- Consigne A: Recopiez fidèlement le passage de l'extrait sur la révision des sentences arbitrales, à partir de « Dans sa nouvelle teneur, l'art. » jusqu'à « let. b LDIP. » inclus.

- Extrait:
──────────────────────────────

4.3. Indépendamment de ce qui précède, la demande de révision, en tant qu'elle est fondée sur le motif prévu par l'art. 190a al. 1 let. a LDIP, apparaît de toute manière irrecevable pour un autre motif.
4.3.1. En l'espèce, les conventions d'arbitrage figurant dans les contrats topiques conclus par les parties contiennent le passage suivant:
" Awards rendered in any arbitration hereunder shall be final and conclusive and judgment thereon may be entered into any court having jurisdiction for enforcement thereof. There shall be no appeal to any court from awards rendered hereunder. "
La recevabilité de la présente demande de révision suppose, ainsi, que les parties n'aient pas exclu la possibilité de solliciter la révision de la sentence attaquée.
4.3.2. Dans l'arrêt rendu le 17 octobre 2017 dans le cadre de la présente affaire, le Tribunal fédéral a jugé que la clause précitée constituait assurément une renonciation valable au recours au sens de l'art. 192 aLDIP (ATF 143 III 589 consid. 2.2). En revanche, il a laissé indécise la question de savoir si la disposition précitée était applicable ou non à la révision (ATF 143 III 589 consid. 3).
4.3.3. Depuis lors, la situation a évolué sur le plan législatif. Dans sa nouvelle version en vigueur depuis le 1er janvier 2021, l'art. 192 al. 1 LDIP dispose que si les parties n'ont ni domicile, ni résidence habituelle, ni siège en Suisse, elles peuvent, par une déclaration dans la convention d'arbitrage ou dans une convention ultérieure, exclure tout ou partie des voies de droit contre les sentences du tribunal arbitral; elles ne peuvent exclure la révision au sens de l'art. 190a al. 1 let. b LDIP; la convention doit satisfaire aux conditions de forme de l'art. 178 al. 1 LDIP.
Dans sa nouvelle teneur, l'art. 192 al. 1 LDIP n'exige ainsi plus que la renonciation fasse l'objet d'une " déclaration expresse ". Il résulte également du texte de cette disposition que les parties peuvent exclure toutes les voies de droit permettant de contester une sentence arbitrale internationale auprès du Tribunal fédéral, y compris celle de la révision, sous réserve du cas visé par l'art. 190a al. 1 let. b LDIP.

──────────────────────────────

- Données fournies:
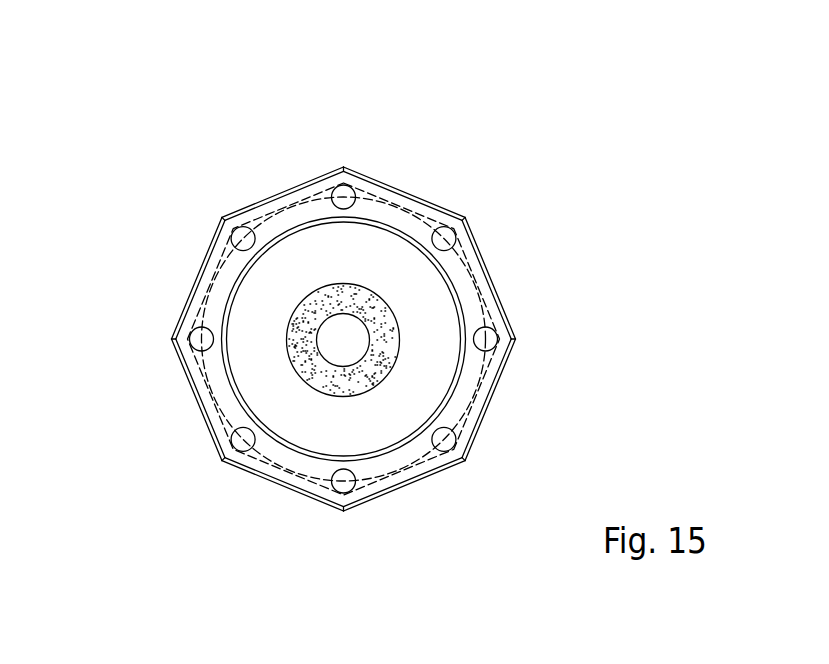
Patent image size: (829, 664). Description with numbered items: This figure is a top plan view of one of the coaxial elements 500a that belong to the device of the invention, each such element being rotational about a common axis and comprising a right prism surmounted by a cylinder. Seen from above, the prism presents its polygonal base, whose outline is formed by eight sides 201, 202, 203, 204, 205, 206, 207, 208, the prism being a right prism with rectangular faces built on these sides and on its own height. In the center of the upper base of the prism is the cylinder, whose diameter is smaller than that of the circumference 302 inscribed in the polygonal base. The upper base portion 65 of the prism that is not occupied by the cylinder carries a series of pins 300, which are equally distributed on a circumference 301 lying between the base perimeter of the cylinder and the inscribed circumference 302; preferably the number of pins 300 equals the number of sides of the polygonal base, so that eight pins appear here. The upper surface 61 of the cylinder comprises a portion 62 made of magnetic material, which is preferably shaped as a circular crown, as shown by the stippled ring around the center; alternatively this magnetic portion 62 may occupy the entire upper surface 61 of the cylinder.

The coaxial element 500a is at (517, 33).
The side of the base polygonal 201 is at (495, 390).
The side of the base polygonal 202 is at (496, 290).
The side of the base polygonal 203 is at (417, 193).
The side of the base polygonal 204 is at (290, 185).
The side of the base polygonal 205 is at (197, 277).
The side of the base polygonal 206 is at (187, 377).
The side of the base polygonal 207 is at (280, 485).
The side of the base polygonal 208 is at (398, 488).
The upper base portion 65 is at (385, 213).
The upper surface of the cylinder 61 is at (432, 368).
The magnetic portion 62 is at (327, 376).
The pin 300 is at (241, 440).
The circumference 301 is at (423, 464).
The circumference inscribed in the base polygonal 302 is at (353, 493).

──────────────────────────────

- Consigne B: Extrayez toutes les lignes de la liste des figures redessinées ci-dessus et reproduisez-les à l'identique. Laissez les images hors de votre réponse.

- Solution proposée A:
Dans sa nouvelle teneur, l'art. 192 al. 1 LDIP n'exige ainsi plus que la renonciation fasse l'objet d'une " déclaration expresse ". Il résulte également du texte de cette disposition que les parties peuvent exclure toutes les voies de droit permettant de contester une sentence arbitrale internationale auprès du Tribunal fédéral, y compris celle de la révision, sous réserve du cas visé par l'art. 190a al. 1 let. b LDIP.

- Solution proposée B:
Patent image size: (829, 664). Description with numbered items: This figure is a top plan view of one of the coaxial elements 500a that belong to the device of the invention, each such element being rotational about a common axis and comprising a right prism surmounted by a cylinder. Seen from above, the prism presents its polygonal base, whose outline is formed by eight sides 201, 202, 203, 204, 205, 206, 207, 208, the prism being a right prism with rectangular faces built on these sides and on its own height. In the center of the upper base of the prism is the cylinder, whose diameter is smaller than that of the circumference 302 inscribed in the polygonal base. The upper base portion 65 of the prism that is not occupied by the cylinder carries a series of pins 300, which are equally distributed on a circumference 301 lying between the base perimeter of the cylinder and the inscribed circumference 302; preferably the number of pins 300 equals the number of sides of the polygonal base, so that eight pins appear here. The upper surface 61 of the cylinder comprises a portion 62 made of magnetic material, which is preferably shaped as a circular crown, as shown by the stippled ring around the center; alternatively this magnetic portion 62 may occupy the entire upper surface 61 of the cylinder.

The coaxial element 500a is at (517, 33).
The side of the base polygonal 201 is at (495, 390).
The side of the base polygonal 202 is at (496, 290).
The side of the base polygonal 203 is at (417, 193).
The side of the base polygonal 204 is at (290, 185).
The side of the base polygonal 205 is at (197, 277).
The side of the base polygonal 206 is at (187, 377).
The side of the base polygonal 207 is at (280, 485).
The side of the base polygonal 208 is at (398, 488).
The upper base portion 65 is at (385, 213).
The upper surface of the cylinder 61 is at (432, 368).
The magnetic portion 62 is at (327, 376).
The pin 300 is at (241, 440).
The circumference 301 is at (423, 464).
The circumference inscribed in the base polygonal 302 is at (353, 493).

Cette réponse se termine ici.